## Given request
All entries must be extracted exactly, with nothing added or dropped.

## Material shown
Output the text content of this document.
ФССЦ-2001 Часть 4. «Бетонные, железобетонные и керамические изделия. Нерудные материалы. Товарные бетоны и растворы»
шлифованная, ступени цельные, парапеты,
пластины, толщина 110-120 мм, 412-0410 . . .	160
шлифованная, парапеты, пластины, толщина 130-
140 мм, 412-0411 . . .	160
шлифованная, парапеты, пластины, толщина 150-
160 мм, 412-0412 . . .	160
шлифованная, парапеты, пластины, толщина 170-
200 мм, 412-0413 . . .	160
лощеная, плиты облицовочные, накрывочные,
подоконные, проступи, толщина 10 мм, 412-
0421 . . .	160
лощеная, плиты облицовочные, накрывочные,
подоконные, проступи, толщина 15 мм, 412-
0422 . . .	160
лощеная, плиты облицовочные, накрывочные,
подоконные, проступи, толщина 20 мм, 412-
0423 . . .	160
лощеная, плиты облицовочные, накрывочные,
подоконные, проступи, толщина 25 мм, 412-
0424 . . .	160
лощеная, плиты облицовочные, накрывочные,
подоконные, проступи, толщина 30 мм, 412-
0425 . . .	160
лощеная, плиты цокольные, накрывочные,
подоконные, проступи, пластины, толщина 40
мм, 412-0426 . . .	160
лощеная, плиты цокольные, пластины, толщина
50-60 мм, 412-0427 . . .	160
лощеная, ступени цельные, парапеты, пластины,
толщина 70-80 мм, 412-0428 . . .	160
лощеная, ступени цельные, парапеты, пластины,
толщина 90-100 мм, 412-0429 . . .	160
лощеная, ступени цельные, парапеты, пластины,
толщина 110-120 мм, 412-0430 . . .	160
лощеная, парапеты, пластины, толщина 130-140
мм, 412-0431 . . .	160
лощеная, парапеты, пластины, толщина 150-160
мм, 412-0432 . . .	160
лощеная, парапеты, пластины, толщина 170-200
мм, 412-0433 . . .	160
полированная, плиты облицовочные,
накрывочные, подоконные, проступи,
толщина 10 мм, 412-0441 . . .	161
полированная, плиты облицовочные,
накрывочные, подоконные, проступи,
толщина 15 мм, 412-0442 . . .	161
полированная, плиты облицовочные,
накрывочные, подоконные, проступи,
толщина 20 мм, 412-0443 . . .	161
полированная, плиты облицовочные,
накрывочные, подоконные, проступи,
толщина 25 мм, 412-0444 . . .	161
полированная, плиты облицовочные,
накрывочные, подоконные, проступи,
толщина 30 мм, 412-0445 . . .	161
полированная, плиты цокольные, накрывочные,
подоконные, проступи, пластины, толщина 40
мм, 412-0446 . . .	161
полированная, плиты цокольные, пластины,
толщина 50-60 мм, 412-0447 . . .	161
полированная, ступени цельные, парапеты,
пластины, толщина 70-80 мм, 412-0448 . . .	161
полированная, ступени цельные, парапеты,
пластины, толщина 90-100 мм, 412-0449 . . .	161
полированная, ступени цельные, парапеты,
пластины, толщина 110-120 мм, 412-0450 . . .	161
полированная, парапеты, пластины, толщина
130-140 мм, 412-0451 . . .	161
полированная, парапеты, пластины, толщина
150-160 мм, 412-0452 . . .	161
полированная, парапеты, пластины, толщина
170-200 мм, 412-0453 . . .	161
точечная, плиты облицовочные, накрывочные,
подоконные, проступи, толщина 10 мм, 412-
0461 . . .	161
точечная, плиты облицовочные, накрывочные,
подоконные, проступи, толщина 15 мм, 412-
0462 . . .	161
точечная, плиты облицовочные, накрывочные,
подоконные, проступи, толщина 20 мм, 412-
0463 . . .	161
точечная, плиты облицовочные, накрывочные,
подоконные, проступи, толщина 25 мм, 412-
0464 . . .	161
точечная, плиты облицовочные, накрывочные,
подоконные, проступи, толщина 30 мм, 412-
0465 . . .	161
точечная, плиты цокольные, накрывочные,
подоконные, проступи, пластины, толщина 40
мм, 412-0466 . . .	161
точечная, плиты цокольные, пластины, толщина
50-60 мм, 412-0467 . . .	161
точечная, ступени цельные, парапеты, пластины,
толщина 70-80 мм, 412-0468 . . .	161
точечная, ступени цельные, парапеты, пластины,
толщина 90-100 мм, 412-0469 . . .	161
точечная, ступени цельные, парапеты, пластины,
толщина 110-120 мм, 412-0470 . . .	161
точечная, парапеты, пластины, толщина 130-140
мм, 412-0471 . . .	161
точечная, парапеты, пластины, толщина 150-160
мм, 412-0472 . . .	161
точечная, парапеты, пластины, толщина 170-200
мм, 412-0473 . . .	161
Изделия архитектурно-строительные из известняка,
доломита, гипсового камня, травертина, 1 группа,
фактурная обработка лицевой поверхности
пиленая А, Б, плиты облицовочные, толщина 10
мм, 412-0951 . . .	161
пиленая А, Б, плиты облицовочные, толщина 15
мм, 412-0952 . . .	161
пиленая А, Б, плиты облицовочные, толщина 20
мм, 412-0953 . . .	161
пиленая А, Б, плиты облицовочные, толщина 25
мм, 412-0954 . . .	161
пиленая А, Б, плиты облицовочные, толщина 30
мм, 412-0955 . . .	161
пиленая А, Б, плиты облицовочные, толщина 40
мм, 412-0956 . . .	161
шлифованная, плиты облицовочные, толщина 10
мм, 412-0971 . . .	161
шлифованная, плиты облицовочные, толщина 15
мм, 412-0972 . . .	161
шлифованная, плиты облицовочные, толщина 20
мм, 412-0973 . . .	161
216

## Answer below
Output the text content of this document.
ФССЦ-2001 Часть 4. «Бетонные, железобетонные и керамические изделия. Нерудные материалы. Товарные бетоны и растворы»
шлифованная, ступени цельные, парапеты,
пластины, толщина 110-120 мм, 412-0410 . . .	160
шлифованная, парапеты, пластины, толщина 130-
140 мм, 412-0411 . . .	160
шлифованная, парапеты, пластины, толщина 150-
160 мм, 412-0412 . . .	160
шлифованная, парапеты, пластины, толщина 170-
200 мм, 412-0413 . . .	160
лощеная, плиты облицовочные, накрывочные,
подоконные, проступи, толщина 10 мм, 412-
0421 . . .	160
лощеная, плиты облицовочные, накрывочные,
подоконные, проступи, толщина 15 мм, 412-
0422 . . .	160
лощеная, плиты облицовочные, накрывочные,
подоконные, проступи, толщина 20 мм, 412-
0423 . . .	160
лощеная, плиты облицовочные, накрывочные,
подоконные, проступи, толщина 25 мм, 412-
0424 . . .	160
лощеная, плиты облицовочные, накрывочные,
подоконные, проступи, толщина 30 мм, 412-
0425 . . .	160
лощеная, плиты цокольные, накрывочные,
подоконные, проступи, пластины, толщина 40
мм, 412-0426 . . .	160
лощеная, плиты цокольные, пластины, толщина
50-60 мм, 412-0427 . . .	160
лощеная, ступени цельные, парапеты, пластины,
толщина 70-80 мм, 412-0428 . . .	160
лощеная, ступени цельные, парапеты, пластины,
толщина 90-100 мм, 412-0429 . . .	160
лощеная, ступени цельные, парапеты, пластины,
толщина 110-120 мм, 412-0430 . . .	160
лощеная, парапеты, пластины, толщина 130-140
мм, 412-0431 . . .	160
лощеная, парапеты, пластины, толщина 150-160
мм, 412-0432 . . .	160
лощеная, парапеты, пластины, толщина 170-200
мм, 412-0433 . . .	160
полированная, плиты облицовочные,
накрывочные, подоконные, проступи,
толщина 10 мм, 412-0441 . . .	161
полированная, плиты облицовочные,
накрывочные, подоконные, проступи,
толщина 15 мм, 412-0442 . . .	161
полированная, плиты облицовочные,
накрывочные, подоконные, проступи,
толщина 20 мм, 412-0443 . . .	161
полированная, плиты облицовочные,
накрывочные, подоконные, проступи,
толщина 25 мм, 412-0444 . . .	161
полированная, плиты облицовочные,
накрывочные, подоконные, проступи,
толщина 30 мм, 412-0445 . . .	161
полированная, плиты цокольные, накрывочные,
подоконные, проступи, пластины, толщина 40
мм, 412-0446 . . .	161
полированная, плиты цокольные, пластины,
толщина 50-60 мм, 412-0447 . . .	161
полированная, ступени цельные, парапеты,
пластины, толщина 70-80 мм, 412-0448 . . .	161
полированная, ступени цельные, парапеты,
пластины, толщина 90-100 мм, 412-0449 . . .	161
полированная, ступени цельные, парапеты,
пластины, толщина 110-120 мм, 412-0450 . . .	161
полированная, парапеты, пластины, толщина
130-140 мм, 412-0451 . . .	161
полированная, парапеты, пластины, толщина
150-160 мм, 412-0452 . . .	161
полированная, парапеты, пластины, толщина
170-200 мм, 412-0453 . . .	161
точечная, плиты облицовочные, накрывочные,
подоконные, проступи, толщина 10 мм, 412-
0461 . . .	161
точечная, плиты облицовочные, накрывочные,
подоконные, проступи, толщина 15 мм, 412-
0462 . . .	161
точечная, плиты облицовочные, накрывочные,
подоконные, проступи, толщина 20 мм, 412-
0463 . . .	161
точечная, плиты облицовочные, накрывочные,
подоконные, проступи, толщина 25 мм, 412-
0464 . . .	161
точечная, плиты облицовочные, накрывочные,
подоконные, проступи, толщина 30 мм, 412-
0465 . . .	161
точечная, плиты цокольные, накрывочные,
подоконные, проступи, пластины, толщина 40
мм, 412-0466 . . .	161
точечная, плиты цокольные, пластины, толщина
50-60 мм, 412-0467 . . .	161
точечная, ступени цельные, парапеты, пластины,
толщина 70-80 мм, 412-0468 . . .	161
точечная, ступени цельные, парапеты, пластины,
толщина 90-100 мм, 412-0469 . . .	161
точечная, ступени цельные, парапеты, пластины,
толщина 110-120 мм, 412-0470 . . .	161
точечная, парапеты, пластины, толщина 130-140
мм, 412-0471 . . .	161
точечная, парапеты, пластины, толщина 150-160
мм, 412-0472 . . .	161
точечная, парапеты, пластины, толщина 170-200
мм, 412-0473 . . .	161
Изделия архитектурно-строительные из известняка,
доломита, гипсового камня, травертина, 1 группа,
фактурная обработка лицевой поверхности
пиленая А, Б, плиты облицовочные, толщина 10
мм, 412-0951 . . .	161
пиленая А, Б, плиты облицовочные, толщина 15
мм, 412-0952 . . .	161
пиленая А, Б, плиты облицовочные, толщина 20
мм, 412-0953 . . .	161
пиленая А, Б, плиты облицовочные, толщина 25
мм, 412-0954 . . .	161
пиленая А, Б, плиты облицовочные, толщина 30
мм, 412-0955 . . .	161
пиленая А, Б, плиты облицовочные, толщина 40
мм, 412-0956 . . .	161
шлифованная, плиты облицовочные, толщина 10
мм, 412-0971 . . .	161
шлифованная, плиты облицовочные, толщина 15
мм, 412-0972 . . .	161
шлифованная, плиты облицовочные, толщина 20
мм, 412-0973 . . .	161
216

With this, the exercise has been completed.